## The problem
Copy every line of the data that contains the string "Dost".

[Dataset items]
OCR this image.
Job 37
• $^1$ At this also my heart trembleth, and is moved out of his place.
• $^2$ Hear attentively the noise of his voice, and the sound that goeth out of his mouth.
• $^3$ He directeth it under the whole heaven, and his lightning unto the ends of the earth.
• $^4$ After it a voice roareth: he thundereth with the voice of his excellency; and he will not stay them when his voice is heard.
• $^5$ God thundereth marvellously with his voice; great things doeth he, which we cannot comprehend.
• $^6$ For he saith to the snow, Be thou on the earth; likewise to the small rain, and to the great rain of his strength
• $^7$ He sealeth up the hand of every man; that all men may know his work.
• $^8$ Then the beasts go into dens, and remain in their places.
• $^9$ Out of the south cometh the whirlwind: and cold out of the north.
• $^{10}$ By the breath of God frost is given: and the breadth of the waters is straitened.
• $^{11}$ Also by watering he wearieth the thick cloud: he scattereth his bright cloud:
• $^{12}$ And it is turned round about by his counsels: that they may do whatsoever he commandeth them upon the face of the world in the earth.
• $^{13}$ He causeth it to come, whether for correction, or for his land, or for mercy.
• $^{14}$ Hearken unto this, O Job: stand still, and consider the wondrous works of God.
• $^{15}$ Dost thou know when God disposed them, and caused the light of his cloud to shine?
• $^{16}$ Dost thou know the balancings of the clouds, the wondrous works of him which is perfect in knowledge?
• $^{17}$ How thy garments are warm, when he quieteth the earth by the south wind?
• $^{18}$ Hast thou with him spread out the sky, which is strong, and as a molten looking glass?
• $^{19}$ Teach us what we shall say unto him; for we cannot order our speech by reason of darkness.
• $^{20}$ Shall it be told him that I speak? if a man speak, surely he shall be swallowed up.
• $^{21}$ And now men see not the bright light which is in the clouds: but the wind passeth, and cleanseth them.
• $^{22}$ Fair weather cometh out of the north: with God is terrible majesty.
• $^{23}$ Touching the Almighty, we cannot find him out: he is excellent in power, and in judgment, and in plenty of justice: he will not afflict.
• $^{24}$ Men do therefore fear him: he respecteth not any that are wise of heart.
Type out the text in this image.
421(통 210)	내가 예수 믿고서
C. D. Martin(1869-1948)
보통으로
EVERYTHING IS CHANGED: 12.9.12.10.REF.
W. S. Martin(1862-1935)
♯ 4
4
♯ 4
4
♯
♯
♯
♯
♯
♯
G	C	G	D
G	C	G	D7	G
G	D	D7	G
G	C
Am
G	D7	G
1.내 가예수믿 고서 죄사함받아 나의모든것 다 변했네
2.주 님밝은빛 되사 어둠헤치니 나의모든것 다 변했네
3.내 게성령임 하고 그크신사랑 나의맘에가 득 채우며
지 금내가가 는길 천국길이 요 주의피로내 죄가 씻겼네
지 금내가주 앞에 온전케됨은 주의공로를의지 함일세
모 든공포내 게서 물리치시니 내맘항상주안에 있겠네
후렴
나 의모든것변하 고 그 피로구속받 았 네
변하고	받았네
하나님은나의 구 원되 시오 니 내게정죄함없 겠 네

## Exercise solution
• $^{15}$ Dost thou know when God disposed them, and caused the light of his cloud to shine?
• $^{16}$ Dost thou know the balancings of the clouds, the wondrous works of him which is perfect in knowledge?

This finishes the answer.